> **STATED GOAL**:
Below, find each line holding "grid" and state how many there are, using the number alone.

Dataset rows about figures
....

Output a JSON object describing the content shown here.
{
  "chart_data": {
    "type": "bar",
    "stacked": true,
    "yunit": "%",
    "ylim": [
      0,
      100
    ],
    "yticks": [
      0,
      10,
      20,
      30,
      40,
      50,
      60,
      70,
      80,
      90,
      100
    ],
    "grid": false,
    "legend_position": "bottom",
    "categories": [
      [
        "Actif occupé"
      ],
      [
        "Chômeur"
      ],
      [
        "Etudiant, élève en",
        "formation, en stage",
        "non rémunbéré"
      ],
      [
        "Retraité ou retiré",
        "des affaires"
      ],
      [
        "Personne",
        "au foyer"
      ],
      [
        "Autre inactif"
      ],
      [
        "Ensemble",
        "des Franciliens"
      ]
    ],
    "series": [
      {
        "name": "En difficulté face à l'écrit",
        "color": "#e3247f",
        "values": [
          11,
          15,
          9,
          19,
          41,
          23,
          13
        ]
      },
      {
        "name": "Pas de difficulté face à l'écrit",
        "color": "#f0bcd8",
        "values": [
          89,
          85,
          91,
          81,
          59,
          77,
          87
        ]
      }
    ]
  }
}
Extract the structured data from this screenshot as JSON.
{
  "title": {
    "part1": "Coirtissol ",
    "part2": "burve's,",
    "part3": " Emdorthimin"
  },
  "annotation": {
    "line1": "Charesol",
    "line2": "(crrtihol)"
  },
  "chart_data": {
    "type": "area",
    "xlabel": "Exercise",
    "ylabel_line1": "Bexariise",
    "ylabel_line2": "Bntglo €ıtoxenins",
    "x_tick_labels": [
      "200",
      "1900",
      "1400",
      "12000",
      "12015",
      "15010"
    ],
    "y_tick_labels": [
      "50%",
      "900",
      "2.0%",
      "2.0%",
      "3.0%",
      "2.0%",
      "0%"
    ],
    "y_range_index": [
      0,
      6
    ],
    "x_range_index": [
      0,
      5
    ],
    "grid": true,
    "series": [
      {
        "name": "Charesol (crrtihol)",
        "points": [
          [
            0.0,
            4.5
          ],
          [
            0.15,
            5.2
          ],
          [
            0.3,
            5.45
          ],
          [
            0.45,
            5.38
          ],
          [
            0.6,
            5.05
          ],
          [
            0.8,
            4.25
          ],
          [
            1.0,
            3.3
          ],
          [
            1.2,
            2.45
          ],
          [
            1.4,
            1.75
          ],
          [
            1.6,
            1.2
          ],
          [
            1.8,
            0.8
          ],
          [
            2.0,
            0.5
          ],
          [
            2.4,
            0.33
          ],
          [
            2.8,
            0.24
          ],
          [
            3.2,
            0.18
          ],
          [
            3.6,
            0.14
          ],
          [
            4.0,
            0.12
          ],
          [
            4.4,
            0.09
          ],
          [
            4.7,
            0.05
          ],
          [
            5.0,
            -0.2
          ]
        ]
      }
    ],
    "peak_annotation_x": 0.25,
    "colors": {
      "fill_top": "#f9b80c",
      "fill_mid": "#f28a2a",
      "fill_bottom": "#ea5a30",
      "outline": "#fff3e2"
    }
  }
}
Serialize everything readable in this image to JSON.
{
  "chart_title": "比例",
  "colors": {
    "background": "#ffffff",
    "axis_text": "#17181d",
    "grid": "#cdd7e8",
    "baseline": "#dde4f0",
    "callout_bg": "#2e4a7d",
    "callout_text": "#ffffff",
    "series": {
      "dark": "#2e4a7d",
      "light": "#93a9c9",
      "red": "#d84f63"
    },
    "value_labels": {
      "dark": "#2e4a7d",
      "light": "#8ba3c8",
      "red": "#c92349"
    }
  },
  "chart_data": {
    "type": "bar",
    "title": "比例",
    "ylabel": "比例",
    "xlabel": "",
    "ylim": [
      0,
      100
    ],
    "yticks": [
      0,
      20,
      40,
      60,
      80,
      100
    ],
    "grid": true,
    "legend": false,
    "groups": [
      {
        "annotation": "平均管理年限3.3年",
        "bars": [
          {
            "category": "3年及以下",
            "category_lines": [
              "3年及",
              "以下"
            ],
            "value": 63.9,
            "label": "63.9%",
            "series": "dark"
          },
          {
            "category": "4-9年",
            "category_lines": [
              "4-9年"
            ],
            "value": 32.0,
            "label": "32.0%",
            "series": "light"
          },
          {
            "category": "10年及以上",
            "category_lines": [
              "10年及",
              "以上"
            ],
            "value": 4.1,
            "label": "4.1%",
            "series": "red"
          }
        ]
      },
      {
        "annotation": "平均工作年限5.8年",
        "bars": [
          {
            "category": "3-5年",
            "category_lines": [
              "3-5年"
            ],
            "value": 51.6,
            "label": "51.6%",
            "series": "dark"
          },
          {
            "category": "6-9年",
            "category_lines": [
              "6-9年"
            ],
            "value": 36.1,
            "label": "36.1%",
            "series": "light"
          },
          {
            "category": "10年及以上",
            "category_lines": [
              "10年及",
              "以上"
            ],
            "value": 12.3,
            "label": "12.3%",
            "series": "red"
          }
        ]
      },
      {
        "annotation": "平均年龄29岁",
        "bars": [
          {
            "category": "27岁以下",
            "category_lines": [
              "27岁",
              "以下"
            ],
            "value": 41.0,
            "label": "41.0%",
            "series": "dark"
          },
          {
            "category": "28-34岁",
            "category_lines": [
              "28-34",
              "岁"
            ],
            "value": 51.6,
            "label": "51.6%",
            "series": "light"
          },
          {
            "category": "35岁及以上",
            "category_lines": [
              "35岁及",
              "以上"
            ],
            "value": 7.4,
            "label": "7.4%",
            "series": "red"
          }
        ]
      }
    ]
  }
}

....

> **TASK OUTPUT**:
4